Put the lines from the very start down through the one containing "The length dimension" into a two-column CSV with the headers text and answer. Give one row per text and its answer, with each value in a single quoted field and line breaks replaced by spaces.

INPUT FOR THIS TASK:
________________

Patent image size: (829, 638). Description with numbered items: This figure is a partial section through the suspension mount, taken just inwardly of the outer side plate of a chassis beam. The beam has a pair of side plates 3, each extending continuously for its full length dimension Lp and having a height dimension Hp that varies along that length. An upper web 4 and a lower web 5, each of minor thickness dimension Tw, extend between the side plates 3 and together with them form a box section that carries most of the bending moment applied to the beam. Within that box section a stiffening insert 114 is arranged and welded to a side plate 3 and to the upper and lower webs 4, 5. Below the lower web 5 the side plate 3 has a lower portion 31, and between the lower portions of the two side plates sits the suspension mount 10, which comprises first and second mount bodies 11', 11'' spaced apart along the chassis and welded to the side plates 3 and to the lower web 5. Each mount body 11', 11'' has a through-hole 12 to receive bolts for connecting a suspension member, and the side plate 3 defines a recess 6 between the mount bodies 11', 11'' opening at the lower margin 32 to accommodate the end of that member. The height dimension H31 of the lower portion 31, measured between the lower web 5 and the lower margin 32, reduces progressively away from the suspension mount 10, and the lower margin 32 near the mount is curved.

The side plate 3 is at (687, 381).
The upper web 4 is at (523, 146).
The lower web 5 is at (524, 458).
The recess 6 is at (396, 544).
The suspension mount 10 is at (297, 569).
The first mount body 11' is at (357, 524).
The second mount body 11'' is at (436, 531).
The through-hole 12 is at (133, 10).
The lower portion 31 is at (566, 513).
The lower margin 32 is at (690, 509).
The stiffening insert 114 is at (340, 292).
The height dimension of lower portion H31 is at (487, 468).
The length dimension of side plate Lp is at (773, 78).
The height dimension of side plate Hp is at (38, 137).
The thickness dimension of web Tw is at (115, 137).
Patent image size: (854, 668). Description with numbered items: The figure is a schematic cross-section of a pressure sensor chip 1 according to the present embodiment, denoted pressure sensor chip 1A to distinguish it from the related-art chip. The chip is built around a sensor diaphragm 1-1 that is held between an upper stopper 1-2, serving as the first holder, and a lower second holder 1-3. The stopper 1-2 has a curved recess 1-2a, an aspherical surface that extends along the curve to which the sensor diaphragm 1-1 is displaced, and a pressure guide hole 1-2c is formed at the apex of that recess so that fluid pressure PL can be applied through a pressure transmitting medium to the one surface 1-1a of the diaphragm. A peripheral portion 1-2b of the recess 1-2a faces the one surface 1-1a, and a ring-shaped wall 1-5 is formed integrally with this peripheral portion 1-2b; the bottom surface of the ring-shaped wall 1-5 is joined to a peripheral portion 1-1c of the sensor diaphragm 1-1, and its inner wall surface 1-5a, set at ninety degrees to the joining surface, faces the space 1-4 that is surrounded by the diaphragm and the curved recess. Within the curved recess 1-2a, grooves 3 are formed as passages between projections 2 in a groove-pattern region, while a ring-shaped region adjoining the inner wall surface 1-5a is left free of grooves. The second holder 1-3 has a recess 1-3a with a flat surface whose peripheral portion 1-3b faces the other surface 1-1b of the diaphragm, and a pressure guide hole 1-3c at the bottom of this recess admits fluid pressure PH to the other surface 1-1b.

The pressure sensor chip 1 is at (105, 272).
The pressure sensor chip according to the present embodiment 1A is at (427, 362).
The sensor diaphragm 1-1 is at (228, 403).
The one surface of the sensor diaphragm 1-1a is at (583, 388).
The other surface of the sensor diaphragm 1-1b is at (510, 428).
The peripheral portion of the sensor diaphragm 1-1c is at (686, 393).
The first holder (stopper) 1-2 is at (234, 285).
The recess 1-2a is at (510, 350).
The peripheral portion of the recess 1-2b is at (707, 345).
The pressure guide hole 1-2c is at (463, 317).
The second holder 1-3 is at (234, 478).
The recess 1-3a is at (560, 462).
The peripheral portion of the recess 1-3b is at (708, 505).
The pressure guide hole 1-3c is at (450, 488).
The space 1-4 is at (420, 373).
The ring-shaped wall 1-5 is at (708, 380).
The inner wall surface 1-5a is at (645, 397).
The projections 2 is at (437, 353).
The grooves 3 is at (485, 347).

________________

SOLVED PROBLEM:
text,answer
"Patent image size: (829, 638). Description with numbered items: This figure is a partial section through the suspension mount, taken just inwardly of the outer side plate of a chassis beam. The beam has a pair of side plates 3, each extending continuously for its full length dimension Lp and having a height dimension Hp that varies along that length. An upper web 4 and a lower web 5, each of minor thickness dimension Tw, extend between the side plates 3 and together with them form a box section that carries most of the bending moment applied to the beam. Within that box section a stiffening insert 114 is arranged and welded to a side plate 3 and to the upper and lower webs 4, 5. Below the lower web 5 the side plate 3 has a lower portion 31, and between the lower portions of the two side plates sits the suspension mount 10, which comprises first and second mount bodies 11', 11'' spaced apart along the chassis and welded to the side plates 3 and to the lower web 5. Each mount body 11', 11'' has a through-hole 12 to receive bolts for connecting a suspension member, and the side plate 3 defines a recess 6 between the mount bodies 11', 11'' opening at the lower margin 32 to accommodate the end of that member. The height dimension H31 of the lower portion 31, measured between the lower web 5 and the lower margin 32, reduces progressively away from the suspension mount 10, and the lower margin 32 near the mount is curved.","The side plate 3 is at (687, 381). The upper web 4 is at (523, 146). The lower web 5 is at (524, 458). The recess 6 is at (396, 544). The suspension mount 10 is at (297, 569). The first mount body 11' is at (357, 524). The second mount body 11'' is at (436, 531). The through-hole 12 is at (133, 10). The lower portion 31 is at (566, 513). The lower margin 32 is at (690, 509). The stiffening insert 114 is at (340, 292). The height dimension of lower portion H31 is at (487, 468). The length dimension of side plate Lp is at (773, 78)."